▶ **INSTRUCTIONS FOR THE TASK**
Collect all lines from the listing that include the string "source".

[Records from a dataset]
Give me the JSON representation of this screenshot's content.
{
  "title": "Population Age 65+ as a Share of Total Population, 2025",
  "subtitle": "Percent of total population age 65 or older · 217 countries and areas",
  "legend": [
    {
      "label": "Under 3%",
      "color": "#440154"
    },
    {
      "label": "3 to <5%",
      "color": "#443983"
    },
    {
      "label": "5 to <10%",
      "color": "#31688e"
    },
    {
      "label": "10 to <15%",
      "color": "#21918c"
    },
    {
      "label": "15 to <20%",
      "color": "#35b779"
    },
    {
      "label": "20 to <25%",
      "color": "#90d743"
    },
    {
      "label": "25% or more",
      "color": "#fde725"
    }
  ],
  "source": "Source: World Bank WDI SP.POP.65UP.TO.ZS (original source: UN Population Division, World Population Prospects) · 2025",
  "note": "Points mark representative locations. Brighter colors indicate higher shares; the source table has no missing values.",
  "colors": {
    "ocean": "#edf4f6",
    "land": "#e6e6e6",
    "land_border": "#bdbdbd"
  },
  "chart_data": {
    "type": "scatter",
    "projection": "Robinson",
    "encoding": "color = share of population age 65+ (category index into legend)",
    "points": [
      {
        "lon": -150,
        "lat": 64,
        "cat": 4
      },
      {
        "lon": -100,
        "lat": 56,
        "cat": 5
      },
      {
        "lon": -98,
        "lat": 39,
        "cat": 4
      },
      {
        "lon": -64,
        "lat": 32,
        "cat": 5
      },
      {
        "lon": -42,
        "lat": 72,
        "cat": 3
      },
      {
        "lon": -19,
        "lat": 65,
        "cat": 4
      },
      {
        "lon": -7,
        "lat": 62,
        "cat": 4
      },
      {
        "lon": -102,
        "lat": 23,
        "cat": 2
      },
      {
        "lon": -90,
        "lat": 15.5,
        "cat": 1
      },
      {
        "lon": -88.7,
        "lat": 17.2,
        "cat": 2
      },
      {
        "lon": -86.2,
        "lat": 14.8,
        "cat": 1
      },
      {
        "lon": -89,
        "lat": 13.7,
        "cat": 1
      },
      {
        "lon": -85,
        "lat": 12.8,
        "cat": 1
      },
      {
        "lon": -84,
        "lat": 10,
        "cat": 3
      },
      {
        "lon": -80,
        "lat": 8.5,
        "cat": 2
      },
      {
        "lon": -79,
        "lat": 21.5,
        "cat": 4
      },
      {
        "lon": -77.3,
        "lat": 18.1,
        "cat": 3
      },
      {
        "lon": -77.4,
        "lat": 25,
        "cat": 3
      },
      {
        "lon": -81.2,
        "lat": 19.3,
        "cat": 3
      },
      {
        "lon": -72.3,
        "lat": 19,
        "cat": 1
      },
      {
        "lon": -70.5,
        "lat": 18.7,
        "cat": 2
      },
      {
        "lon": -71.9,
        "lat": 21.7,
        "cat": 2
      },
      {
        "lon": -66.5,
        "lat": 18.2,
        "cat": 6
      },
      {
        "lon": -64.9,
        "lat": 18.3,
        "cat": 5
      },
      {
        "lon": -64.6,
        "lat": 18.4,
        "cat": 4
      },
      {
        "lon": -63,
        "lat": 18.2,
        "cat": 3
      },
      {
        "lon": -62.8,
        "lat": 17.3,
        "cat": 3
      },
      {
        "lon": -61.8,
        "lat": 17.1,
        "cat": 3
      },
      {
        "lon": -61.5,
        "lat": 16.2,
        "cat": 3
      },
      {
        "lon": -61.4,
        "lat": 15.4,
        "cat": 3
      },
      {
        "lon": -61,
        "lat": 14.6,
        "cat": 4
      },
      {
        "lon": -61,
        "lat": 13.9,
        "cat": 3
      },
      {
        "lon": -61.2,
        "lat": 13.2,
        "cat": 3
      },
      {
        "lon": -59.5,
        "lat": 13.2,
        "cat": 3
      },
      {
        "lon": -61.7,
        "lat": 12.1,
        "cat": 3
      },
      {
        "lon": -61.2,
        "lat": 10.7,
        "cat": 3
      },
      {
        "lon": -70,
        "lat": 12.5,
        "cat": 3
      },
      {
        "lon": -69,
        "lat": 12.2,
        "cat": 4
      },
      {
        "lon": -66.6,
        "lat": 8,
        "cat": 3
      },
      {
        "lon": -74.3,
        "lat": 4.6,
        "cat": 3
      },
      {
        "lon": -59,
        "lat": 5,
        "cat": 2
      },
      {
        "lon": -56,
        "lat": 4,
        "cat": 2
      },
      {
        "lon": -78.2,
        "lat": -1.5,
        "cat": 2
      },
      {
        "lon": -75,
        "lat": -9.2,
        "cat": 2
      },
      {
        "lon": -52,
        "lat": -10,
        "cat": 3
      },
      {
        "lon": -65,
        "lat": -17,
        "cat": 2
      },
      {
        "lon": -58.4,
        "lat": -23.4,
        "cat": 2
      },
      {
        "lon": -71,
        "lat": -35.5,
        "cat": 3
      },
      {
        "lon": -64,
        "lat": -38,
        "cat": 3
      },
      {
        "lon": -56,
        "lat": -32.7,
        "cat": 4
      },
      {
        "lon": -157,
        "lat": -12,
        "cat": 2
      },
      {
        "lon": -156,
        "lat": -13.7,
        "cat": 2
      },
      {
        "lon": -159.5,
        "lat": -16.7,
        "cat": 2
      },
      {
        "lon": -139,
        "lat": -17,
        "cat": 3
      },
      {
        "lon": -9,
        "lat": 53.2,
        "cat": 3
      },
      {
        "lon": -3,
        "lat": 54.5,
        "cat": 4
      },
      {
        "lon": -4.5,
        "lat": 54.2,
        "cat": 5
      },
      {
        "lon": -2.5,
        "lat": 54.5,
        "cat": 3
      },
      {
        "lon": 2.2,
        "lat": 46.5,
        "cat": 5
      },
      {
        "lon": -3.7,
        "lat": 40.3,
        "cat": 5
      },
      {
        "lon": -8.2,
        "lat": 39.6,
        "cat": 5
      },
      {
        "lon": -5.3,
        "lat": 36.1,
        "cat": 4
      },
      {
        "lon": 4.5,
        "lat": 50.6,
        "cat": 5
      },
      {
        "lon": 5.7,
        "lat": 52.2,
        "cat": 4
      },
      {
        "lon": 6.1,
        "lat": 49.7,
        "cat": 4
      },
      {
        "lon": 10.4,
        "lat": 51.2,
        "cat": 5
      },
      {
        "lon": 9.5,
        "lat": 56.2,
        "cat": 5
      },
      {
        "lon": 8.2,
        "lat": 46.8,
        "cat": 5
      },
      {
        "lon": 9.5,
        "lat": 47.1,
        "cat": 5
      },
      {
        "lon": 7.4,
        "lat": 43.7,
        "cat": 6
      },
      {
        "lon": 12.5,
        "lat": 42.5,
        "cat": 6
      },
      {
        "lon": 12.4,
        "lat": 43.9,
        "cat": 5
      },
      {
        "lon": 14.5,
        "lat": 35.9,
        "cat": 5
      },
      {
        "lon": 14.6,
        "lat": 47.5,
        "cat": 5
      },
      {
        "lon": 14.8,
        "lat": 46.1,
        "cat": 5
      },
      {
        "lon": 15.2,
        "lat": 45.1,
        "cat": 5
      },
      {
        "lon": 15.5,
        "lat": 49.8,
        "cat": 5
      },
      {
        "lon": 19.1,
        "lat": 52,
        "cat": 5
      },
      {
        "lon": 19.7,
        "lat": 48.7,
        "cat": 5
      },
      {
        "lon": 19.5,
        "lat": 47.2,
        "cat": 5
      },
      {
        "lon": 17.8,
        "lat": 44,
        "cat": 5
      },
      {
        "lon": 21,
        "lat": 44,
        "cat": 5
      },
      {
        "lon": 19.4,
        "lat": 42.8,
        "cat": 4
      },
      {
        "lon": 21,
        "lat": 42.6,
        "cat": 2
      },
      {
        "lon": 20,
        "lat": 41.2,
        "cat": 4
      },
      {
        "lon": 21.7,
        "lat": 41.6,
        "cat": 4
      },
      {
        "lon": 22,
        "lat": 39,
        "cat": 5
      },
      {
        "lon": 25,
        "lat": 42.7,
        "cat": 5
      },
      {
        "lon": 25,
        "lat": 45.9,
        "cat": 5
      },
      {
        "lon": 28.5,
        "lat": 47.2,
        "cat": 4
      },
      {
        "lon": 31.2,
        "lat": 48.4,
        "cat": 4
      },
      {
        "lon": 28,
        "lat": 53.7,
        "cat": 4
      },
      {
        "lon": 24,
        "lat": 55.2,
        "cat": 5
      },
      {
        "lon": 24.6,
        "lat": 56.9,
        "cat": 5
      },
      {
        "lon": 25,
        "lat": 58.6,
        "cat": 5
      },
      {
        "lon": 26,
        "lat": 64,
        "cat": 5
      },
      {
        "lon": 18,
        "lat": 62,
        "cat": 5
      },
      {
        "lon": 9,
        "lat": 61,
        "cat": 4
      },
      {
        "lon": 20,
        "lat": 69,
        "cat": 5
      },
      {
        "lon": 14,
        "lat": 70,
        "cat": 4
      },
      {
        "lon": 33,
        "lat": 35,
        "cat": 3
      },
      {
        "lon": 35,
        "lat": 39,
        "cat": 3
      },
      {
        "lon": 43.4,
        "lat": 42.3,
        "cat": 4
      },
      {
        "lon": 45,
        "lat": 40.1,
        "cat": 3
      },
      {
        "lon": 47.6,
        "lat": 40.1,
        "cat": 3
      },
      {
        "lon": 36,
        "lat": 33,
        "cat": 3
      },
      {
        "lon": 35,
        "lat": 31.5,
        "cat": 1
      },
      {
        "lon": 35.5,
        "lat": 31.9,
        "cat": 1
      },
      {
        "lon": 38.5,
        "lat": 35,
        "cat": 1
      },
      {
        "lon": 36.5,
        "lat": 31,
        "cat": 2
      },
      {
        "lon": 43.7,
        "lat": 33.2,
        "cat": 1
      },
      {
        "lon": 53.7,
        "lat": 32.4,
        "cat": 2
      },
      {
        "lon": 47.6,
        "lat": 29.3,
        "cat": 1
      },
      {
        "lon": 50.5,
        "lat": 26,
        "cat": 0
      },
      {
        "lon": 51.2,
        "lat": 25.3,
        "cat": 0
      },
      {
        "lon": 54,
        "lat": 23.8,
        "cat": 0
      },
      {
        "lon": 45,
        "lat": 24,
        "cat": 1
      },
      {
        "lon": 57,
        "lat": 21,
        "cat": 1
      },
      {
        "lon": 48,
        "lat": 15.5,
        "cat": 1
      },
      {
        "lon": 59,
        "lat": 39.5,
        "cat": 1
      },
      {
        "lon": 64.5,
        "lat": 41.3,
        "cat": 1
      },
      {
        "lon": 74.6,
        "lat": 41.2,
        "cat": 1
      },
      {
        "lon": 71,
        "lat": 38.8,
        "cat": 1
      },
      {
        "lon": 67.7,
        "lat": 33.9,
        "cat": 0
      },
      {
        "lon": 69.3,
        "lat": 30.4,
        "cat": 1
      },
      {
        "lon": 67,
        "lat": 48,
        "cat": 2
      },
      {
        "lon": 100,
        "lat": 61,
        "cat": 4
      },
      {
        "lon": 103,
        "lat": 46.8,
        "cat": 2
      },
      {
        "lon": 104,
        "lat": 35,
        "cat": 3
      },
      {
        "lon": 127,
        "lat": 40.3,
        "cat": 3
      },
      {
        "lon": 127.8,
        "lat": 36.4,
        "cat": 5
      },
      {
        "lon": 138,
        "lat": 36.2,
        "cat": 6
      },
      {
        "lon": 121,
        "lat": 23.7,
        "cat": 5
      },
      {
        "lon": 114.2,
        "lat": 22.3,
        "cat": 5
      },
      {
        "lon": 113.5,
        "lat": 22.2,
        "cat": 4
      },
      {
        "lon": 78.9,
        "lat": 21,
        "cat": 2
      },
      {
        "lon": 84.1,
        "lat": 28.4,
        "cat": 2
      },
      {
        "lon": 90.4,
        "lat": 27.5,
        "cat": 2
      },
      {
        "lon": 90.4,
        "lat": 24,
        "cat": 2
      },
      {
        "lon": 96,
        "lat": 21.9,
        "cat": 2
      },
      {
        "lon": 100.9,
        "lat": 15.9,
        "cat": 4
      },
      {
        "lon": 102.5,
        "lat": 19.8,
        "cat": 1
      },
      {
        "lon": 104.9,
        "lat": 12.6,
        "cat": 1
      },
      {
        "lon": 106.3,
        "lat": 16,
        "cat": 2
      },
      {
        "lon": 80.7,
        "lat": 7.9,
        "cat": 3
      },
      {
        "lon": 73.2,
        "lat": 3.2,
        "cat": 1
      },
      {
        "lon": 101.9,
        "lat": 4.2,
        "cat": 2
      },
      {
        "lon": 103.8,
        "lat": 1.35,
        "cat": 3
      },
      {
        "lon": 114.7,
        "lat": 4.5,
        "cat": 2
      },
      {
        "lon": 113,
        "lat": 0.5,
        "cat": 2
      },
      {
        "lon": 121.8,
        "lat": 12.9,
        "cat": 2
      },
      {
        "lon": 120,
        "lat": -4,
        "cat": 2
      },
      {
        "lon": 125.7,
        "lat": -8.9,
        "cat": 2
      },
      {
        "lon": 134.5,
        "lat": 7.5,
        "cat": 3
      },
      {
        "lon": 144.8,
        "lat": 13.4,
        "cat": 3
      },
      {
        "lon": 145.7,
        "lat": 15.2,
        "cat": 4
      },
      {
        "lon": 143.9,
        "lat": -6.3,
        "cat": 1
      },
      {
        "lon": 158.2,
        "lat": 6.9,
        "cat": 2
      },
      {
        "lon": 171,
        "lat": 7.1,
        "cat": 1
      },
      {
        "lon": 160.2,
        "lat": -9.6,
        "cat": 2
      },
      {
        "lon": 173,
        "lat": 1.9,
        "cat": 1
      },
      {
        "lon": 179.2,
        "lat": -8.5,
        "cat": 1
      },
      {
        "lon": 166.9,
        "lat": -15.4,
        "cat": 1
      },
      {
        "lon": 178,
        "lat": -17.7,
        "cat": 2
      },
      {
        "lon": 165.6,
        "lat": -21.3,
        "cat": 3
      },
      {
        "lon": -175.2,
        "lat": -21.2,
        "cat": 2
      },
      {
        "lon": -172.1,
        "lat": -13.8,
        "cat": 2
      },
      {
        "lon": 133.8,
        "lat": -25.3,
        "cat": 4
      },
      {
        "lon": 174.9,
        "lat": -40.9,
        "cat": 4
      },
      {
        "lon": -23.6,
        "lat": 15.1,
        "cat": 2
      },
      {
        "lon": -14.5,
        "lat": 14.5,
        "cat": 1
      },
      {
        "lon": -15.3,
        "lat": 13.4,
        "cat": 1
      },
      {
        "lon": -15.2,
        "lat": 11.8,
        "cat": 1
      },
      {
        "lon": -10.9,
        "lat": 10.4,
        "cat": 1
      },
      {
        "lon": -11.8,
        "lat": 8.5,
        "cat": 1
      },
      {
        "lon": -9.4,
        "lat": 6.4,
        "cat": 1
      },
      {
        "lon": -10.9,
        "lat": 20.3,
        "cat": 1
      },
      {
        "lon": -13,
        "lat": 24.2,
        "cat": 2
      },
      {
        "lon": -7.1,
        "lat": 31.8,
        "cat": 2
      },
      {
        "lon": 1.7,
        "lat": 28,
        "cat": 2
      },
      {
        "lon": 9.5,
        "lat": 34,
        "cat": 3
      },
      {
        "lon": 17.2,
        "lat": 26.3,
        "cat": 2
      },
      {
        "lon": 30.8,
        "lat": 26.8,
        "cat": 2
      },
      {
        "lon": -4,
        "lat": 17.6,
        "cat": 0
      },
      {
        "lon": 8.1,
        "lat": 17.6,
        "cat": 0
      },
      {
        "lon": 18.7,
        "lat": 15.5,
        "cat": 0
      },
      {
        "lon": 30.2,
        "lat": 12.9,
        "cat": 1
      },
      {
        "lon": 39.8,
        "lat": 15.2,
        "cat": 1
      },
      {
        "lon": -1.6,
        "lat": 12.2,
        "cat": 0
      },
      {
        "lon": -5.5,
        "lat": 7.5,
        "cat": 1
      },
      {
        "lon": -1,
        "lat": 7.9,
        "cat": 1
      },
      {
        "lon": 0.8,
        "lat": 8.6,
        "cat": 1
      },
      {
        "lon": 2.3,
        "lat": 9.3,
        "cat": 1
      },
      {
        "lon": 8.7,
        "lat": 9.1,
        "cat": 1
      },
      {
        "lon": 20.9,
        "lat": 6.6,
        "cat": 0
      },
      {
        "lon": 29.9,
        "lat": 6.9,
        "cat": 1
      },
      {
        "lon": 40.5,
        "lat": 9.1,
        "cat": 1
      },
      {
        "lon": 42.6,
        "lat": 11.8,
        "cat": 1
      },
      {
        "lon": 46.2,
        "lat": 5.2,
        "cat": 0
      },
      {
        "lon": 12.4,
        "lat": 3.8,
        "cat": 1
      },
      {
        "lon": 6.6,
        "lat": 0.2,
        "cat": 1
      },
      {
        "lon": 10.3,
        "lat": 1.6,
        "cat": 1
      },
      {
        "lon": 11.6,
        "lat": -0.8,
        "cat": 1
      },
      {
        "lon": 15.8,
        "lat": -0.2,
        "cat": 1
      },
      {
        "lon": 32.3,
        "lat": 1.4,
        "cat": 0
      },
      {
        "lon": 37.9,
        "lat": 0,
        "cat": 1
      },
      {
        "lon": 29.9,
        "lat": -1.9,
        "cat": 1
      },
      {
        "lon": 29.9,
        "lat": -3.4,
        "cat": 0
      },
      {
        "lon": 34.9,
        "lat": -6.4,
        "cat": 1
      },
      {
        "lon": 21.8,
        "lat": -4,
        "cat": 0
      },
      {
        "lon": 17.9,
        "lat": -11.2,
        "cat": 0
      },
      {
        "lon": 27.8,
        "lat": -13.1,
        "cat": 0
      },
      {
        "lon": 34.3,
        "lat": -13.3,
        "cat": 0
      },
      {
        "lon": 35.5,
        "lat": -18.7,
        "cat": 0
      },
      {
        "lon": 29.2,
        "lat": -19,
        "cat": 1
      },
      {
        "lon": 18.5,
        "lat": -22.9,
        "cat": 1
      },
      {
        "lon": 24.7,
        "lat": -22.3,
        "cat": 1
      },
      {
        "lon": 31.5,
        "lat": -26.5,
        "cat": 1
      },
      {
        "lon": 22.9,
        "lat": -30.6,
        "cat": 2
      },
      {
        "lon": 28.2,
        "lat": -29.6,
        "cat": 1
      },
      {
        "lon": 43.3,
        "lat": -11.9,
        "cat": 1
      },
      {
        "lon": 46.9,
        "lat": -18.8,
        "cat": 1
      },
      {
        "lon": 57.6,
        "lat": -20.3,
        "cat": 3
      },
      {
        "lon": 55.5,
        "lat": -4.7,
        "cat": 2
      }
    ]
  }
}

▶ **RESULT FOR THIS EXERCISE**
  "source": "Source: World Bank WDI SP.POP.65UP.TO.ZS (original source: UN Population Division, World Population Prospects) · 2025",
  "note": "Points mark representative locations. Brighter colors indicate higher shares; the source table has no missing values.",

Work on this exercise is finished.